"""

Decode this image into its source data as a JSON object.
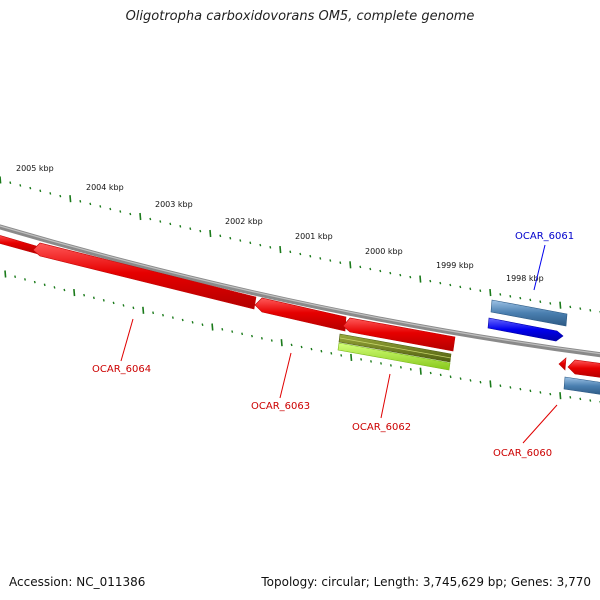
{
  "title": "Oligotropha carboxidovorans OM5, complete genome",
  "footer": {
    "accession": "Accession: NC_011386",
    "summary": "Topology: circular; Length: 3,745,629 bp; Genes: 3,770"
  },
  "colors": {
    "backbone": "#808080",
    "tick": "#1a7a1a",
    "red_gene": "#e60000",
    "red_label": "#cc0000",
    "blue_gene": "#0000ee",
    "blue_label": "#0000cc",
    "steel_gene": "#4a7fb0",
    "olive_gene": "#6b7f1a",
    "lime_gene": "#a8e030"
  },
  "scale": {
    "unit": "kbp",
    "labels": [
      "2005 kbp",
      "2004 kbp",
      "2003 kbp",
      "2002 kbp",
      "2001 kbp",
      "2000 kbp",
      "1999 kbp",
      "1998 kbp"
    ]
  },
  "genes": [
    {
      "id": "OCAR_6064",
      "color": "red"
    },
    {
      "id": "OCAR_6063",
      "color": "red"
    },
    {
      "id": "OCAR_6062",
      "color": "red"
    },
    {
      "id": "OCAR_6061",
      "color": "blue"
    },
    {
      "id": "OCAR_6060",
      "color": "red"
    }
  ]
}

"""

Write out the full listing verbatim, excluding its pictures.

Decode this image into its source data as a JSON object.
{
  "title": "Oligotropha carboxidovorans OM5, complete genome",
  "footer": {
    "accession": "Accession: NC_011386",
    "summary": "Topology: circular; Length: 3,745,629 bp; Genes: 3,770"
  },
  "colors": {
    "backbone": "#808080",
    "tick": "#1a7a1a",
    "red_gene": "#e60000",
    "red_label": "#cc0000",
    "blue_gene": "#0000ee",
    "blue_label": "#0000cc",
    "steel_gene": "#4a7fb0",
    "olive_gene": "#6b7f1a",
    "lime_gene": "#a8e030"
  },
  "scale": {
    "unit": "kbp",
    "labels": [
      "2005 kbp",
      "2004 kbp",
      "2003 kbp",
      "2002 kbp",
      "2001 kbp",
      "2000 kbp",
      "1999 kbp",
      "1998 kbp"
    ]
  },
  "genes": [
    {
      "id": "OCAR_6064",
      "color": "red"
    },
    {
      "id": "OCAR_6063",
      "color": "red"
    },
    {
      "id": "OCAR_6062",
      "color": "red"
    },
    {
      "id": "OCAR_6061",
      "color": "blue"
    },
    {
      "id": "OCAR_6060",
      "color": "red"
    }
  ]
}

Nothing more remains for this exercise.